— BEGIN Data in this exercise —
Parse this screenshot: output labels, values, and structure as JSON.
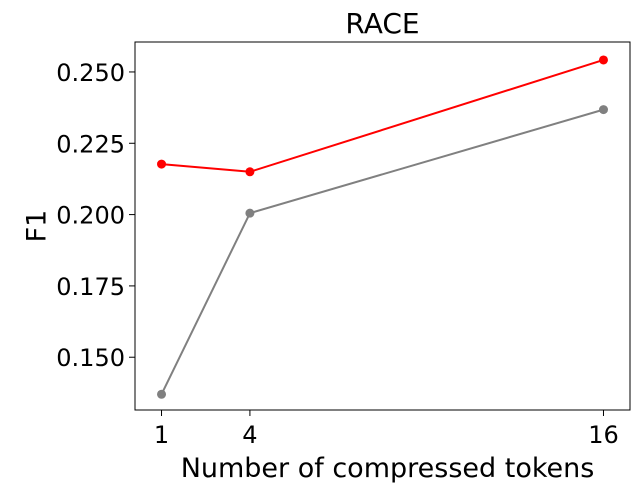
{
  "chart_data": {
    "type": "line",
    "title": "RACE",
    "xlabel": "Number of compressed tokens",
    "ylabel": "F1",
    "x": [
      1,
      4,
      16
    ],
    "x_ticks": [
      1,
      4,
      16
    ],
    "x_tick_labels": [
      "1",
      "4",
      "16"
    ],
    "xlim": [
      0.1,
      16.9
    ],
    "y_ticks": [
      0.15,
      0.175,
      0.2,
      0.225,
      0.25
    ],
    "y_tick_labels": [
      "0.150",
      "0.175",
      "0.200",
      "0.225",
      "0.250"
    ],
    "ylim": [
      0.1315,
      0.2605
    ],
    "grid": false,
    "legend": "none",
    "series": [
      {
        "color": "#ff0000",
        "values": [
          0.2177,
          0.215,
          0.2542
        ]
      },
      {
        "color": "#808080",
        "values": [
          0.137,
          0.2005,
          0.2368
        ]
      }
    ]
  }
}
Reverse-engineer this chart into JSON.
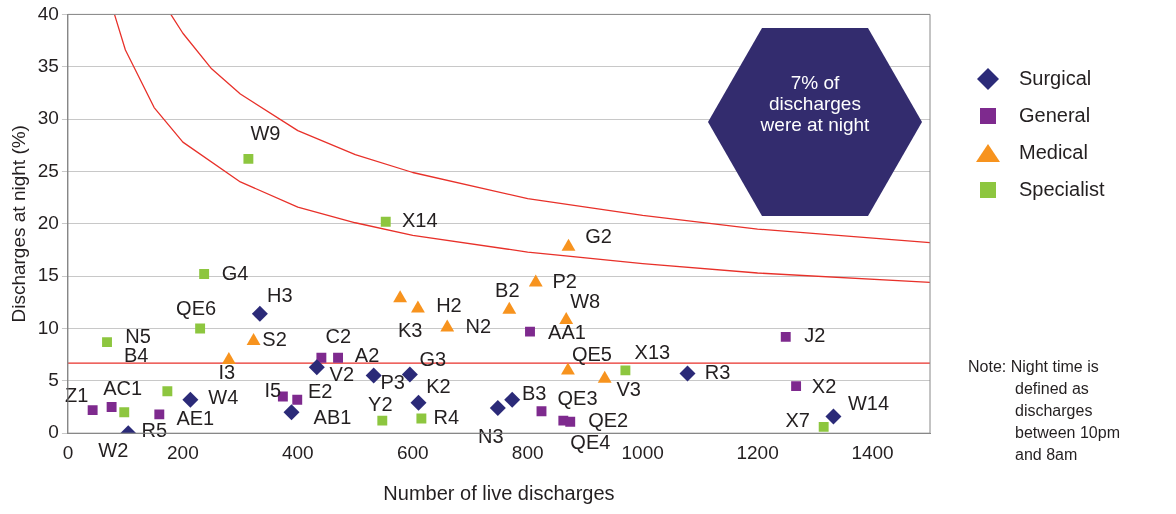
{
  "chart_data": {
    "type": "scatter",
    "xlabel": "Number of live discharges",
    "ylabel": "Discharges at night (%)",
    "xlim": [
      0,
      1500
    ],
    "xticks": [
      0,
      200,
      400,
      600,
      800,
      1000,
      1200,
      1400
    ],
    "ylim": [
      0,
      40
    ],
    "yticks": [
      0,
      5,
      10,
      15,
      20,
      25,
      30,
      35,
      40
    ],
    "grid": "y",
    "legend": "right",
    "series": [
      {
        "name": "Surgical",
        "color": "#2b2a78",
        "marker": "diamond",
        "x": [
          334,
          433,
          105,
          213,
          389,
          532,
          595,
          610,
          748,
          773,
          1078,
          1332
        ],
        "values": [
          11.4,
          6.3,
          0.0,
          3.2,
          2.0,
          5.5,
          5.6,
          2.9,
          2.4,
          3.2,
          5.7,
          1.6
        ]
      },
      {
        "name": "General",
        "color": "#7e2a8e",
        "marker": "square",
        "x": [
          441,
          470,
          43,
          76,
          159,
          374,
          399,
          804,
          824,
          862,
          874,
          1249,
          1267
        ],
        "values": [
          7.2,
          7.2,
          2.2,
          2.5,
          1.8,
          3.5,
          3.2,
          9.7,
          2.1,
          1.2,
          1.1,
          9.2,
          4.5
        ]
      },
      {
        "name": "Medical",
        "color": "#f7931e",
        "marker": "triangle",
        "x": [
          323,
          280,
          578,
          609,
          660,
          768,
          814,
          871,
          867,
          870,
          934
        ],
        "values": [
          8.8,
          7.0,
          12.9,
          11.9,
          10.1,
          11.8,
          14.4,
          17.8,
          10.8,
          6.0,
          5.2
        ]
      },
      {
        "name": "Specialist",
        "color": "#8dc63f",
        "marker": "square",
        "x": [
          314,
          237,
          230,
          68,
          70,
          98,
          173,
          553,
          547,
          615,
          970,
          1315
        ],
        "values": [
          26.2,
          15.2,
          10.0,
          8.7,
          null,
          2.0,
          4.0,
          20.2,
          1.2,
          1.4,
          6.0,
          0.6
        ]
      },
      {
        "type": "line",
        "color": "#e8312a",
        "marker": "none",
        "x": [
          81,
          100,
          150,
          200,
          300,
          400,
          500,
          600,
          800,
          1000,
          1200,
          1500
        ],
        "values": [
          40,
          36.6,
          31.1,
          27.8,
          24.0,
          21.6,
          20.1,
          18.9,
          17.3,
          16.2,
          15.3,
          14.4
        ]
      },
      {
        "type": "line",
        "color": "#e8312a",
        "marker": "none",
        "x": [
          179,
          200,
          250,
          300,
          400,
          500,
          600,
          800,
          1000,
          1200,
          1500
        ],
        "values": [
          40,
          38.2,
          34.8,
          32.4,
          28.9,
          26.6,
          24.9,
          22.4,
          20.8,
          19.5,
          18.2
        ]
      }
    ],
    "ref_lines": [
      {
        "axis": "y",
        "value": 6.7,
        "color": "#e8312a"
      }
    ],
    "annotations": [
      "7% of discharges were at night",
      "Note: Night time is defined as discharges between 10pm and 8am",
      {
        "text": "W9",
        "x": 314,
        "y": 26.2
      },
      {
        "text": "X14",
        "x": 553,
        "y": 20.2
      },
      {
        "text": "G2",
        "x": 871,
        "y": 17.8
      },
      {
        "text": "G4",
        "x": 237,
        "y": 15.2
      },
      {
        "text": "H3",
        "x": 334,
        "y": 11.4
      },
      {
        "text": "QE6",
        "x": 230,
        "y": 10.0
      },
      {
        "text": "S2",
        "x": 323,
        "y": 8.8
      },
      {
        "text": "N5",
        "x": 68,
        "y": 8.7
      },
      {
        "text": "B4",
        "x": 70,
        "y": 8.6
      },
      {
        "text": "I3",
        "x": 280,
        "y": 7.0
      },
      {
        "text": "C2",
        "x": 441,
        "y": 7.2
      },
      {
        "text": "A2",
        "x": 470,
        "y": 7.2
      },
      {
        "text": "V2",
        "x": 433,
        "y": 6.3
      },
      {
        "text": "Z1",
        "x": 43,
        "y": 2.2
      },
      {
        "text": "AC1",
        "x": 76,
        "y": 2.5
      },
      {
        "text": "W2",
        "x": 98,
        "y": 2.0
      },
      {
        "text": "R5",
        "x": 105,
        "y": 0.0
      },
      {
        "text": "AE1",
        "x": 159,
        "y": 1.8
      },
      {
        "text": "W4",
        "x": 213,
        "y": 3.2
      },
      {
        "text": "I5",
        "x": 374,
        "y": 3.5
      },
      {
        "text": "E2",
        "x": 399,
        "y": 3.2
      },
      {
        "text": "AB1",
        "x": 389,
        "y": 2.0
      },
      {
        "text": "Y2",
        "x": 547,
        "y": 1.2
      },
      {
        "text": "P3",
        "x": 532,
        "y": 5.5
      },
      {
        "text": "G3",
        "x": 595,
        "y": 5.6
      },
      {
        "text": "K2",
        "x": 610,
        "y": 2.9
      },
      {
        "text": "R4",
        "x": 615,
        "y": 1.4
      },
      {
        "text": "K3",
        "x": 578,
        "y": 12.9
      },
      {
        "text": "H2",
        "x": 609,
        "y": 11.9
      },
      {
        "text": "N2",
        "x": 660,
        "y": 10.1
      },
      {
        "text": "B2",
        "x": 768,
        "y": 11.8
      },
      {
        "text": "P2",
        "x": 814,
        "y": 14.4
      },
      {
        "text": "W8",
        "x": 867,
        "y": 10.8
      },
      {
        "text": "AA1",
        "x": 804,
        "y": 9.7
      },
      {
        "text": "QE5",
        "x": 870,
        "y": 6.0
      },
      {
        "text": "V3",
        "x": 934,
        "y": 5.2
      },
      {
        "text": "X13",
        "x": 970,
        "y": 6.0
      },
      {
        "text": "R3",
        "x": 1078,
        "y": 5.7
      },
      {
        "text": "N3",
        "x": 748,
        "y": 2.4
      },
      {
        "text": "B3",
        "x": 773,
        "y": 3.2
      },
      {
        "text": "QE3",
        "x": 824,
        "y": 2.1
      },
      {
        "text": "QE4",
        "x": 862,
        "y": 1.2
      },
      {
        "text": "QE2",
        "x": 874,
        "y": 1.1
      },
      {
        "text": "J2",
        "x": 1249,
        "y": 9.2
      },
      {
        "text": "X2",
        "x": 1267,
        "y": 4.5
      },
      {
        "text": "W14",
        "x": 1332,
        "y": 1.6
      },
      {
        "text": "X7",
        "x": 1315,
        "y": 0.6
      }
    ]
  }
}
— END Data in this exercise —
■ Task to complete
Pick out the lines containing the string "Number".

■ Expected output
    "xlabel": "Number of compressed tokens",
    "xlabel": "Number of live discharges",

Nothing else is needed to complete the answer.